> _REQUIREMENTS_
a. In the essay on Mari Katayama, which prize did she win in 2005?
b. Carry on the essay about Mari Katayama's work, picking up right after its final sentence.

> _DOCUMENT SEGMENT_
Winner of the 2005 Gunma Biennial of Young Artists Encouragement Prize, she propelled into the world of contemporary art thanks to curator Takashi Azumaya’s support. In 2012, she continued her studies at Tokyo University of the Arts under a renowned mentor’s guidance, who happened to be none other than the contemporary artist Motohiko Odani. Her work deals with the question of identity, or rather with the issue of a disjointed, eclectic, or even erased sense of self. Through manipulating a fragmented body, she conveys her own life experience. Soon, an exhibition entitled Home Again at the Maison Européenne de la Photographie will be dedicated to Mari Katayama’s work. Due to the current health-crisis, dates have yet to be confirmed.
Mari Katayama’s work is embedded in an artistic movement that can be traced back to the postwar Japanese era, where the representation of the body manifests a kind of social anxiety and a tear in the fabric of identity. Following the defeat against the United States, Japan embarked on an accelerated development of its capitalist society. The ensuing unbridled growth of mega-cities combined with the quickly developing new technologies fundamentally challenged the position of the individual within society. Internal migrations dismantled rural communities; the nuclear family structure gradually decreased in size and social inequalities intensified, particularly after the stock market crash of 1992. More and more citizens, alienated by endless working hours and the urban epidemic of loneliness, are now finding refuge in social media.
Today, the climate crisis shifts the spotlight to our interdependent collective bodies: we face the urgency of reinventing a relationship with the environment without falling prey to individualist consumerist practices. While thus experiencing an uprooted relationship to our own bodies, we are at the same time inextricably linked to the “social body” and the world surrounding it.
The objectified body
When discussing her past works, Mari Katayama acknowledges that the way she displayed her body in the past differs fundamentally from her current approach. She tells me that she initially perceived her body simply as a kind of matter: “Rather than as a body, I saw it as an object”. This objectifying view could, of course, be a result of the oppressive gaze placed on disabled bodies by society.
The gaze of others upon our bodies naturally influences our self-awareness: it either welcomes, or stigmatizes us. The disabled body, which does not conform to the norm, often attracts the eyes of those whose paths it crosses – with curiosity, pity, but also with disgust. It is this combination of curiosity and judgement that is characteristic of what people with disabilities constantly have to face.
When asked about this particular issue, Mari Katayama sounds deflated, growing tired at the mere recollection of how non-disabled people have imposed their gaze upon her:
They were just looking at my body, my appearance. I think it’s the same as looking at a face to determine whether it is beautiful or ugly. It’s wrong.
This perception of the disabled body as fundamentally alien to the able-bodied self has fuelled the fear-mongering around disability in the cultural and broader social sphere. In his book on disability in Japan, the sociologist Iwakuma Miho explains that the public’s desire to stare at people with disabilities does not involve any desire or necessity to interact with them. This avoidance is reflected in research: in Japan, Mari Katayama’s native country, only 1% of the disabled people who could work are provided further training. Few of them can find work, as almost half of the companies do not exceed the mandatory quotas. This strenuous employment process indicates a lack of accessibility to training and workplaces, thus reflecting a lack of understanding of disabled people’s needs. Not giving disabled people access to the public sphere is equivalent to their erasure.

> _Layout element entries_
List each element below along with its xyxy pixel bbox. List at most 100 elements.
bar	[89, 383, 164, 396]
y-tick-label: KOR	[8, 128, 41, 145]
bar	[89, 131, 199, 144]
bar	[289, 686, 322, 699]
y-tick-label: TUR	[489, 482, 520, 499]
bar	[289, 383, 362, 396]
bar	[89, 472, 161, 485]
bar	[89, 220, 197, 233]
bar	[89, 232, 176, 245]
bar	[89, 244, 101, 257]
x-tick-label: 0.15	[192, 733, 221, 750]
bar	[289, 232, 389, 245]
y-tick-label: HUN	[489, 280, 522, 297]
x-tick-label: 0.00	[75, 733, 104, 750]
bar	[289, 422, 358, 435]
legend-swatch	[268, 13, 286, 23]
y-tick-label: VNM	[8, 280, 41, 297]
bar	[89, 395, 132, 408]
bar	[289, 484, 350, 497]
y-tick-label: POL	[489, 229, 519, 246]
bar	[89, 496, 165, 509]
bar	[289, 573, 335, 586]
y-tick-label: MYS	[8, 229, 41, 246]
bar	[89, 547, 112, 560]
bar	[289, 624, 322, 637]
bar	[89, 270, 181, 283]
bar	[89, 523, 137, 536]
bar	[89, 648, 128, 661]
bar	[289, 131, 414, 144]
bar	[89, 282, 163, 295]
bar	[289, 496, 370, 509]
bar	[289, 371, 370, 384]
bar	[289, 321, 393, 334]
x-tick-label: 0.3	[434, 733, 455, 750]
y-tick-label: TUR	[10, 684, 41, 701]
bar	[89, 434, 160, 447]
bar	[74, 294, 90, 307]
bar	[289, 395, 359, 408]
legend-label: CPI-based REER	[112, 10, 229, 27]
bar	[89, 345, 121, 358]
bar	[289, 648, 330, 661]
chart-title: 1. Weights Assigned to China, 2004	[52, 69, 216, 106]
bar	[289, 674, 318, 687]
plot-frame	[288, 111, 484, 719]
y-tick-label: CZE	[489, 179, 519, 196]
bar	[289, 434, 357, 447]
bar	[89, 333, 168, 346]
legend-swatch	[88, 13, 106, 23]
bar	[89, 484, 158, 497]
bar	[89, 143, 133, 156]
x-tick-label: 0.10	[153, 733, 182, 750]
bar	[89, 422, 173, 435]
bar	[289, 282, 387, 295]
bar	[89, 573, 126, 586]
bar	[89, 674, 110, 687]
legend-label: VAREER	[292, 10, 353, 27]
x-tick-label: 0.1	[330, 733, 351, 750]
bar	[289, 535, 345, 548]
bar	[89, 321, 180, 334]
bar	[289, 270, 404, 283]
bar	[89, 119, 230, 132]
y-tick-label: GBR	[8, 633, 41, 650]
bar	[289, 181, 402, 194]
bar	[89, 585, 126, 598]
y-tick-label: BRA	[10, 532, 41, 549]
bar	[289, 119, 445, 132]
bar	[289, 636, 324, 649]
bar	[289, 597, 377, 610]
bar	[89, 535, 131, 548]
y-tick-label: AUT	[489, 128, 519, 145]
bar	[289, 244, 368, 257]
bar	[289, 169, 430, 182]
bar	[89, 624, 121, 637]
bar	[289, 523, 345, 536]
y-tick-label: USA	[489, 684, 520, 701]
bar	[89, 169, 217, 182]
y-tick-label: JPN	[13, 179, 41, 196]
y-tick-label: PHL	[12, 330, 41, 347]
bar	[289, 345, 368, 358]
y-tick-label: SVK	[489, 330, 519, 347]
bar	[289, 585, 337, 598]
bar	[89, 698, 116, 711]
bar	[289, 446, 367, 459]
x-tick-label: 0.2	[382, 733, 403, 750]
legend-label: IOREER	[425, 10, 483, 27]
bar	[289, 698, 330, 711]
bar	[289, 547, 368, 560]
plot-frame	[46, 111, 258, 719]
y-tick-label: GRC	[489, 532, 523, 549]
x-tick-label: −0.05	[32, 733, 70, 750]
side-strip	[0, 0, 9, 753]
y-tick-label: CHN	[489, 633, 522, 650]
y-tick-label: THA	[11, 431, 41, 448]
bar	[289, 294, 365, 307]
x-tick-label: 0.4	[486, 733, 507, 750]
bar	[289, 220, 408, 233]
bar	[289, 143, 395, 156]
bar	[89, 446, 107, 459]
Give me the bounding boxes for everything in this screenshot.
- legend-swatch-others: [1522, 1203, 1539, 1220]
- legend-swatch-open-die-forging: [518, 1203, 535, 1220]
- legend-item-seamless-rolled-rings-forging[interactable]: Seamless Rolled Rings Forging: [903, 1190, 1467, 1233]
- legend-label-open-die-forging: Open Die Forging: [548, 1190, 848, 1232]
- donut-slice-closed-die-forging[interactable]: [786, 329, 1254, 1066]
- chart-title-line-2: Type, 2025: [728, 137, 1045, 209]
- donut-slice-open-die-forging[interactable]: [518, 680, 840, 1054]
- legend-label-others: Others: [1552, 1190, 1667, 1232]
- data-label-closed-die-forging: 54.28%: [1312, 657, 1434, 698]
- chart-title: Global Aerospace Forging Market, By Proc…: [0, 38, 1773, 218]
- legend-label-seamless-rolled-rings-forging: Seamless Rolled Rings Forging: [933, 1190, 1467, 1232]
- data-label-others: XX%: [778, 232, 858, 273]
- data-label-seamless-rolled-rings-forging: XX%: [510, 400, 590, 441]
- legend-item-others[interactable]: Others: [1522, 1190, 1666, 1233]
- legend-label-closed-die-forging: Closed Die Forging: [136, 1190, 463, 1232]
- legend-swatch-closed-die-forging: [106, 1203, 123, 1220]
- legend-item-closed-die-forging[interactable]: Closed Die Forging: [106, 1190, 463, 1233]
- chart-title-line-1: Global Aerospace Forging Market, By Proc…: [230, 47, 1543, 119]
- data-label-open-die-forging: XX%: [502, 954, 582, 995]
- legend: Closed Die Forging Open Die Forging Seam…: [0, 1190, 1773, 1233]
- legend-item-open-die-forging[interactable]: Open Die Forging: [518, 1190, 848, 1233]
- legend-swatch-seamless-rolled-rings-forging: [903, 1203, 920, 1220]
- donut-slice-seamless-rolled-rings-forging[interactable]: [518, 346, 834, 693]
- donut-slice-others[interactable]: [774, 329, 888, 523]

> _EXERCISE ANSWERS_
a. The Gunma Biennial of Young Artists Encouragement Prize.

b.
 岩隈美穂 IWAKUMA, Miho, “Being Disabled in Modern Japan: A Minority Perspective”, in Kramer, Eric Mark (ed.). The emerging monoculture : assimilation and the “model minority”, Praeger Publishing, Santa Barbara, 2003, p. 131
Mari Katayama, red cover (2008)
The thus erased disabled body slips into a void, which Mari Katayama manifests in red cover (2008), one of her early works.
The title refers to what is “concealed” or covers the body and traces its edges. Red cover is a flash photograph taken at night of a bench on sandy ground, on which two pieces of red fabric are placed. Upon closer inspection, one realizes that the two pieces of cloth are cut in the shape of Mari Katayama’s amputated legs, and are placed on the bench where her legs would be if she were seated there herself. The blood-red color is reminiscent of an injury – in this case resulting from the amputation of a limb. It attracts attention and generates a kind of morbid fascination in the eye of the beholder. Here, Katayama highlights the voyeuristic gaze of non-disabled people who perceive disabled persons only through the prism of their disability or injury. In this photograph, Mari Katayama only exists in the shadow of her amputated limbs.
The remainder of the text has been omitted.